SHORT EXERCISE: Give back the records below exactly, every one, with no pictures.
▬▬▬
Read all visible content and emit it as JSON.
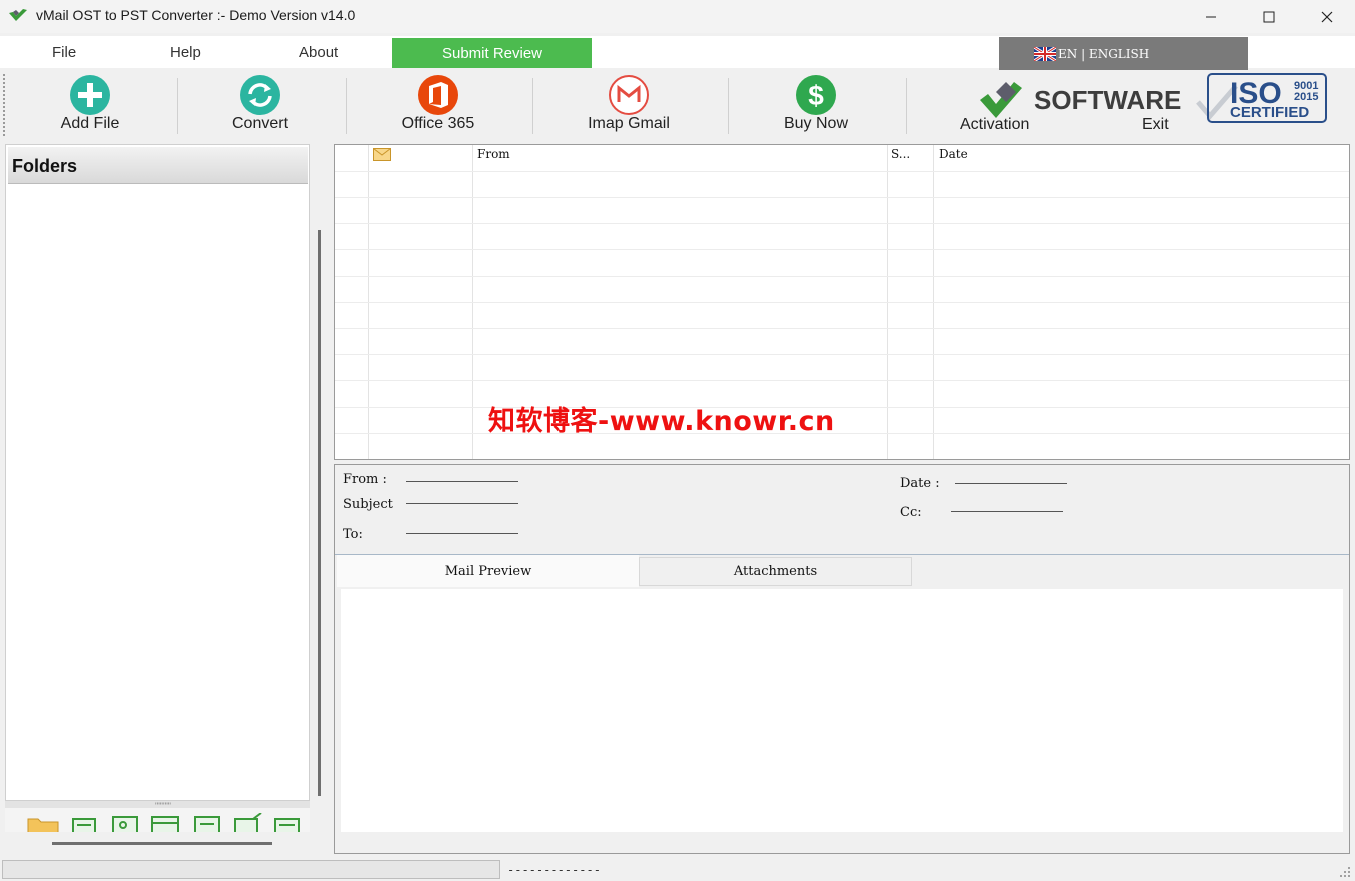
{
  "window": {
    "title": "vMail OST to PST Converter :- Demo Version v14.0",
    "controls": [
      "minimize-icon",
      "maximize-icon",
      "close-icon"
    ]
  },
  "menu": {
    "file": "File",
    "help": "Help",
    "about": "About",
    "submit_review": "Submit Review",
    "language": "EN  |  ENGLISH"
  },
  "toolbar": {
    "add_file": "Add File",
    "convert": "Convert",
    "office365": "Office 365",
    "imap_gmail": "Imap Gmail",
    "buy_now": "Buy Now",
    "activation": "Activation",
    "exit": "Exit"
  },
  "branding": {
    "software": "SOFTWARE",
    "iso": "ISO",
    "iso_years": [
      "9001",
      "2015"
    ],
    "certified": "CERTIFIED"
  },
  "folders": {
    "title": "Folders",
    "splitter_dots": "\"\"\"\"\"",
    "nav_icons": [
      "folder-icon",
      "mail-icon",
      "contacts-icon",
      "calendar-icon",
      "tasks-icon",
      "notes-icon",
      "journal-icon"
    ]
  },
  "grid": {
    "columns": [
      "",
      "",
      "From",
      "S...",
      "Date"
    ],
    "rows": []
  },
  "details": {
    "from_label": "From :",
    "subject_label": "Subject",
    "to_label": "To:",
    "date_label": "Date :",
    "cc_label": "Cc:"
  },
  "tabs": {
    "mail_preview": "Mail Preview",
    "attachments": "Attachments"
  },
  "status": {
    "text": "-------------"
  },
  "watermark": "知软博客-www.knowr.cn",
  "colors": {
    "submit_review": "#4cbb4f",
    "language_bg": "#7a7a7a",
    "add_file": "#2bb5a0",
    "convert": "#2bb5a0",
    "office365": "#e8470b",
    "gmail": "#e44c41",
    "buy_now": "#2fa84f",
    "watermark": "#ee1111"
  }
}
▬▬▬
WRITTEN ANSWER:
Read all visible content and emit it as JSON.
{
  "window": {
    "title": "vMail OST to PST Converter :- Demo Version v14.0",
    "controls": [
      "minimize-icon",
      "maximize-icon",
      "close-icon"
    ]
  },
  "menu": {
    "file": "File",
    "help": "Help",
    "about": "About",
    "submit_review": "Submit Review",
    "language": "EN  |  ENGLISH"
  },
  "toolbar": {
    "add_file": "Add File",
    "convert": "Convert",
    "office365": "Office 365",
    "imap_gmail": "Imap Gmail",
    "buy_now": "Buy Now",
    "activation": "Activation",
    "exit": "Exit"
  },
  "branding": {
    "software": "SOFTWARE",
    "iso": "ISO",
    "iso_years": [
      "9001",
      "2015"
    ],
    "certified": "CERTIFIED"
  },
  "folders": {
    "title": "Folders",
    "splitter_dots": "\"\"\"\"\"",
    "nav_icons": [
      "folder-icon",
      "mail-icon",
      "contacts-icon",
      "calendar-icon",
      "tasks-icon",
      "notes-icon",
      "journal-icon"
    ]
  },
  "grid": {
    "columns": [
      "",
      "",
      "From",
      "S...",
      "Date"
    ],
    "rows": []
  },
  "details": {
    "from_label": "From :",
    "subject_label": "Subject",
    "to_label": "To:",
    "date_label": "Date :",
    "cc_label": "Cc:"
  },
  "tabs": {
    "mail_preview": "Mail Preview",
    "attachments": "Attachments"
  },
  "status": {
    "text": "-------------"
  },
  "watermark": "知软博客-www.knowr.cn",
  "colors": {
    "submit_review": "#4cbb4f",
    "language_bg": "#7a7a7a",
    "add_file": "#2bb5a0",
    "convert": "#2bb5a0",
    "office365": "#e8470b",
    "gmail": "#e44c41",
    "buy_now": "#2fa84f",
    "watermark": "#ee1111"
  }
}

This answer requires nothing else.